Every line holding the word "SIZE" counts once. Give the total, nothing more.

========

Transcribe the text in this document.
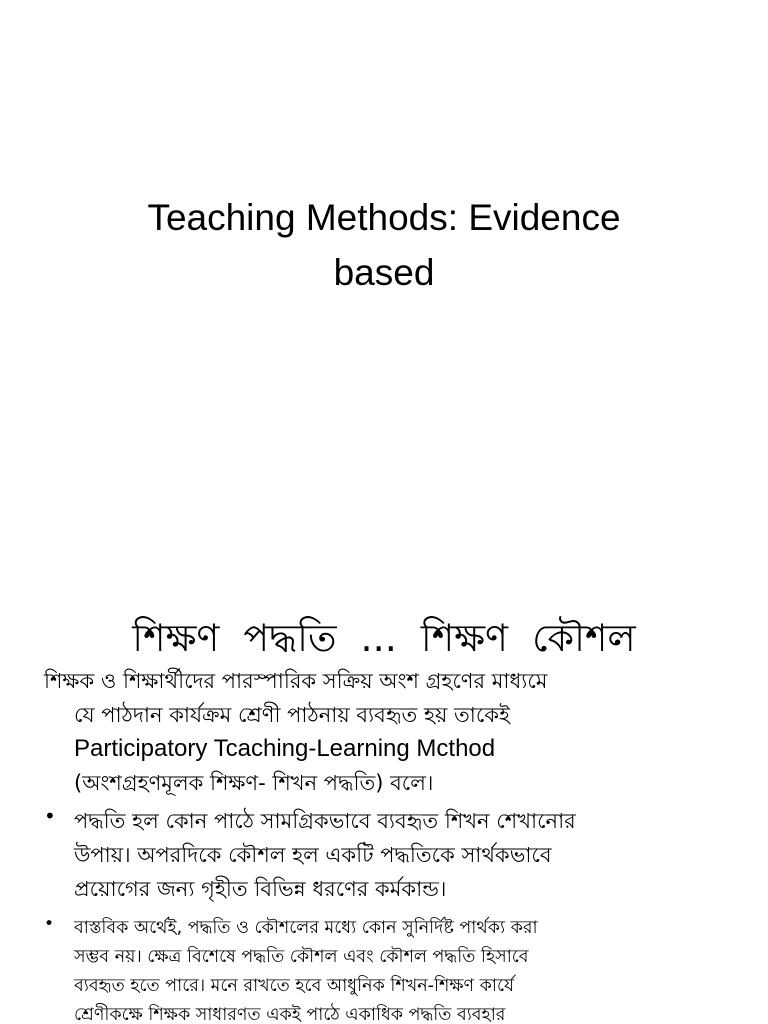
Teaching Methods: Evidence
based
শিক্ষণ পদ্ধতি ... শিক্ষণ কৌশল
শিক্ষক ও শিক্ষার্থীদের পারস্পারিক সক্রিয় অংশ গ্রহণের মাধ্যমে
যে পাঠদান কার্যক্রম শ্রেণী পাঠনায় ব্যবহৃত হয় তাকেই
Participatory Tcaching-Learning Mcthod
(অংশগ্রহণমূলক শিক্ষণ- শিখন পদ্ধতি) বলে।
• পদ্ধতি হল কোন পাঠে সামগ্রিকভাবে ব্যবহৃত শিখন শেখানোর
উপায়। অপরদিকে কৌশল হল একটি পদ্ধতিকে সার্থকভাবে
প্রয়োগের জন্য গৃহীত বিভিন্ন ধরণের কর্মকান্ড।
• বাস্তবিক অর্থেই, পদ্ধতি ও কৌশলের মধ্যে কোন সুনির্দিষ্ট পার্থক্য করা
সম্ভব নয়। ক্ষেত্র বিশেষে পদ্ধতি কৌশল এবং কৌশল পদ্ধতি হিসাবে
ব্যবহৃত হতে পারে। মনে রাখতে হবে আধুনিক শিখন-শিক্ষণ কার্যে
শ্রেণীকক্ষে শিক্ষক সাধারণত একই পাঠে একাধিক পদ্ধতি ব্যবহার
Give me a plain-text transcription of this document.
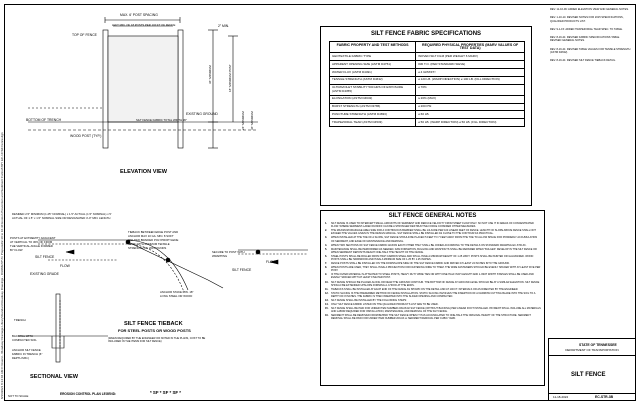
8/16/2021 8:14:04 AM C:\Users\...\Roadway Drainage Library\Standard Roadway Drawings - DURRENT\Tn Prepared\2.10 to 10.30 Erosion Prevention and Sediment Control\TRY EC-10 Silt Fence.dgn
MAX. 6' POST SPACING
LEFT MIN. OF 18 POSTS PER 100 FT OF FENCE
TOP OF FENCE
BOTTOM OF TRENCH
WOOD POST (TYP.)
EXISTING GROUND
SILT FENCE FABRIC TOTAL WIDTH 36"
2" MIN.
36" MINIMUM	18" MINIMUM POST
24" MINIMUM 36" MINIMUM
ELEVATION VIEW
DESIRED 2.5" MINIMUM (1.25" NOMINAL) x 1.5" ACTUAL (1.5" NOMINAL) x 5' ACTUAL OF 1.5" x 1.5" NOMINAL SIZE OR DESIGNATED 4'-0" MIN. LENGTH
POSTS AT EXTREMITY ADJACENT AT VERTICAL TO 30% OF FROM THE VERTICAL ANGLE FORMED BY FLOW
SILT FENCE
FLOW
EXISTING GRADE
TIEBACK BETWEEN EDGE POST AND ANCHOR MAX 10 GA. MIN. 8 SOFT WELDED BRAIDED POLYPROPYLENE ROPE WITH MINIMUM TENSILE STRENGTH OF 200 POUNDS
SECURE TO POST WITH WRAPPING
ANCHOR STAKE MIN. 18" LONG STEEL OR WOOD
SILT FENCE
FLOW
SILT FENCE TIEBACK
FOR STEEL POSTS OR WOOD POSTS
(WHEN REQUIRED BY THE ENGINEER OR NOTED IN THE PLANS, COST TO BE INCLUDED IN THE ITEMS FOR SILT FENCE)
TRENCH
BACKFILL WITH COMPACTED SOIL
ANCHOR SILT FENCE FABRIC IN TRENCH (6" DEPTH MIN.)
SECTIONAL VIEW
EROSION CONTROL PLAN LEGEND:	* SF * SF * SF *
NOT TO SCALE
SILT FENCE FABRIC SPECIFICATIONS
FABRIC PROPERTY AND TEST METHODS	REQUIRED PHYSICAL PROPERTIES (MARV VALUES OF TEST DATA)
GEOTEXTILE FABRIC TYPE	WOVEN SILT FILM (PER WEIGHT 6 MARV)
APPARENT OPENING SIZE (ASTM D4751)	#30 T.O. (PER STANDARD SIEVE)
WATER FLUX (ASTM D4491)	≥ 4 GPM/FT²
TENSILE STRENGTH (ASTM D4632)	≥ 120 LB. (WARP DIRECTION) ≥ 100 LB. (FILL DIRECTION)
ULTRAVIOLET STABILITY 500 HRS OF EXPOSURE (ASTM D4355)	≥ 70%
ELONGATION (ASTM D4632)	≤ 20% (MAX)
BURST STRENGTH (ASTM D3786)	≥ 200 PSI
PUNCTURE STRENGTH (ASTM D4833)	≥ 60 LB.
TRAPEZOIDAL TEAR (ASTM D4533)	≥ 50 LB. (WARP DIRECTION) ≥ 50 LB. (FILL DIRECTION)
SILT FENCE GENERAL NOTES
1. SILT FENCE IS USED TO INTERCEPT SMALL AMOUNTS OF SEDIMENT AND REDUCE VELOCITY FROM SHEET FLOW ONLY. SO NOT USE IT IN AREAS OF CONCENTRATED FLOW. WHERE SEDIMENT-LADEN RUNOFF CAN BE A STRONGER DESTRUCTIVE FORCE CONSIDER OTHER MEASURES.
2. THE MAXIMUM DRAINAGE AREA SIZE FOR A CONTINUOUS BARRIER SHALL BE 1/4 ACRE PER 100 LINEAR FEET OF FENCE. LENGTH OF SLOPE ABOVE FENCE SHALL NOT EXCEED THE VALUES GIVEN IN THE DESIGN MANUAL. SILT FENCE SHALL BE INSTALLED AS CLOSE TO THE CONTOUR AS PRACTICAL.
3. WHEN INSTALLED AT THE TOE OF A SLOPE, SILT FENCE SHOULD BE PLACED 5 FEET TO 7 FEET AWAY FROM THE TOE TO ALLOW SPACE FOR POWDERLY ACCUMULATION OF SEDIMENT, AND EASE OF MAINTENANCE AND REMOVAL.
4. WHEN TWO SECTIONS OF SILT FENCE FABRIC ADJOIN EACH OTHER THEY SHALL BE JOINED ACCORDING TO THE DETAILS ON STANDARD DRAWING EC-STR-3C.
5. MAINTENANCE SHALL BE PERFORMED AS NEEDED. DAM FORMATION, BULGING AND WASHOUTS SHALL BE REPAIRED WHEN "BULGES" DEVELOP IN THE SILT FENCE OR WHEN SEDIMENT DEPOSITS REACH ONE-HALF THE HEIGHT OF THE FENCE.
6. STEEL POSTS SHALL BE ROLLED FROM HIGH CARBON STEEL AND SHALL HAVE A MINIMUM WEIGHT OF 1.25 LB/FT. POSTS SHALL BE PAINTED OR GALVANIZED. WOOD POSTS SHALL BE HARDWOOD AND HAVE A MINIMUM SIZE OF 1.25 BY 1.25 INCHES.
7. FENCE POSTS SHALL BE INSTALLED ON THE DOWNSLOPE SIDE OF THE SILT FENCE FABRIC AND DRIVEN AT LEAST 24 INCHES INTO THE GROUND.
8. WHEN POSTS ARE USED, THEY SHALL HAVE A PROJECTION FOR FASTENING WIRE TO THEM. THE WIRE FASTENERS SHOULD BE EVENLY SPACED WITH AT LEAST FIVE PER POST.
9. IF THE FILTER MATERIAL IS ATTACHED TO STEEL POSTS, HEAVY DUTY WIRE TIES OR WITH ONE HALF INCH LENGTH AND 1-INCH WIDTH STAPLES SHALL BE USED AND EVENLY SPACED WITH AT LEAST FIVE PER POST.
10. SILT FENCE SHOULD BE PLACED ALONG OR NEAR THE GROUND CONTOUR. THE BOTTOM OF FENCE AT GROUND LEVEL SHOULD BE AT A SIMILAR ELEVATION. SILT FENCE SHOULD BE EXTENDED UPSLOPE FORMING A J-HOOK AT THE ENDS.
11. TIEBACKS SHALL BE INSTALLED AT EACH END OF THE FENCE AS SHOWN ON THE DETAIL AND AT 100 FT. INTERVALS OR AS DIRECTED BY THE ENGINEER.
12. STATIC SLICING IS THE PREFERRED METHOD OF FENCE INSTALLATION. STATIC SLICING INVOLVES THE INSERTION OF A NARROW CUTTING BLADE INTO THE SOIL TO A DEPTH OF 8 INCHES. THE FABRIC IS THEN INSERTED INTO THE SLICED OPENING AND COMPACTED.
13. SILT FENCE SHALL BE INSTALLED BY THE FOLLOWING STEPS:
14. ONLY SILT FENCE FABRIC LISTED ON THE QUALIFIED PRODUCTS LIST ARE TO BE USED.
15. SILT FENCE SHALL BE PAID FOR UNDER ITEM NUMBER 209-08.02 SILT FENCE (WITHOUT BACKING) PER LINEAR FOOT INSTALLED. PAYMENT SHALL INCLUDE ALL MATERIALS AND LABOR REQUIRED FOR INSTALLATION, MAINTENANCE, AND REMOVAL OF THE SILT FENCE.
16. SEDIMENT SHALL BE REMOVED FROM BEHIND THE SILT FENCE WHEN IT HAS ACCUMULATED TO ONE-HALF THE ORIGINAL HEIGHT OF THE STRUCTURE. SEDIMENT REMOVAL SHALL BE PAID FOR UNDER ITEM NUMBER 209-03.xx SEDIMENT REMOVAL PER CUBIC YARD.
REV. 11-16-09: ADDED ELEVATION VIEW AND GENERAL NOTES.
REV. 1-10-14: REVISED NOTES FOR 2015 SPECIFICATIONS, QUALIFIED PRODUCTS LIST.
REV. 9-1-15: ADDED TRAPEZOIDAL TEAR SPEC. TO TABLE.
REV. 8-16-21: REVISED FABRIC SPECIFICATIONS TABLE. REVISED GENERAL NOTES.
REV. 8-16-21: REVISED TABLE VALUES FOR TENSILE STRENGTH (ASTM D4632).
REV. 8-16-21: REVISED SILT FENCE TIEBACK DETAIL.
STATE OF TENNESSEE
DEPARTMENT OF TRANSPORTATION
SILT FENCE
11-18-2022	EC-STR-3B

========

**Solution for this task:** 4